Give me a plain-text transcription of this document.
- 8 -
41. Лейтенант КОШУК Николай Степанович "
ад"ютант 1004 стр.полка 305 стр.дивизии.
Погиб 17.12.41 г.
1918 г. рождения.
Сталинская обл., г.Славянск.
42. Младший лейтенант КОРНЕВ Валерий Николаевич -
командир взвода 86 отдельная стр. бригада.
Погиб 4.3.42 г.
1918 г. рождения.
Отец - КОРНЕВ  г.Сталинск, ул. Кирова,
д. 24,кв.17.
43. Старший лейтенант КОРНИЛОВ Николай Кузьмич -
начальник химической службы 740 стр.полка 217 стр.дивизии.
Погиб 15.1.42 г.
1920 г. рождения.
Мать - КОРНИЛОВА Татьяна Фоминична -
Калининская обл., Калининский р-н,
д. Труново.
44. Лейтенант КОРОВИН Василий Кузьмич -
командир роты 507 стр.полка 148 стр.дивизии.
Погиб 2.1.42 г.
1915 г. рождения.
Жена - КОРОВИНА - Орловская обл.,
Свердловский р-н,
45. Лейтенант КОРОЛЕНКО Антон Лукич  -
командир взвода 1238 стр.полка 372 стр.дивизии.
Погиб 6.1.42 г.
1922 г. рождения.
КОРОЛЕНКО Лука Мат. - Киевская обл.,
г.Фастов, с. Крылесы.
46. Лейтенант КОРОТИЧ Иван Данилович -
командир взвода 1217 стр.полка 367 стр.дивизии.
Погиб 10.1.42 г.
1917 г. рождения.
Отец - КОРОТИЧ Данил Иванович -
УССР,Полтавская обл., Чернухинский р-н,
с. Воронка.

++++

Do this: Give an exact copy of all the data shown above.

Response:
Give me a plain-text transcription of this document.
- 8 -
41. Лейтенант КОШУК Николай Степанович "
ад"ютант 1004 стр.полка 305 стр.дивизии.
Погиб 17.12.41 г.
1918 г. рождения.
Сталинская обл., г.Славянск.
42. Младший лейтенант КОРНЕВ Валерий Николаевич -
командир взвода 86 отдельная стр. бригада.
Погиб 4.3.42 г.
1918 г. рождения.
Отец - КОРНЕВ  г.Сталинск, ул. Кирова,
д. 24,кв.17.
43. Старший лейтенант КОРНИЛОВ Николай Кузьмич -
начальник химической службы 740 стр.полка 217 стр.дивизии.
Погиб 15.1.42 г.
1920 г. рождения.
Мать - КОРНИЛОВА Татьяна Фоминична -
Калининская обл., Калининский р-н,
д. Труново.
44. Лейтенант КОРОВИН Василий Кузьмич -
командир роты 507 стр.полка 148 стр.дивизии.
Погиб 2.1.42 г.
1915 г. рождения.
Жена - КОРОВИНА - Орловская обл.,
Свердловский р-н,
45. Лейтенант КОРОЛЕНКО Антон Лукич  -
командир взвода 1238 стр.полка 372 стр.дивизии.
Погиб 6.1.42 г.
1922 г. рождения.
КОРОЛЕНКО Лука Мат. - Киевская обл.,
г.Фастов, с. Крылесы.
46. Лейтенант КОРОТИЧ Иван Данилович -
командир взвода 1217 стр.полка 367 стр.дивизии.
Погиб 10.1.42 г.
1917 г. рождения.
Отец - КОРОТИЧ Данил Иванович -
УССР,Полтавская обл., Чернухинский р-н,
с. Воронка.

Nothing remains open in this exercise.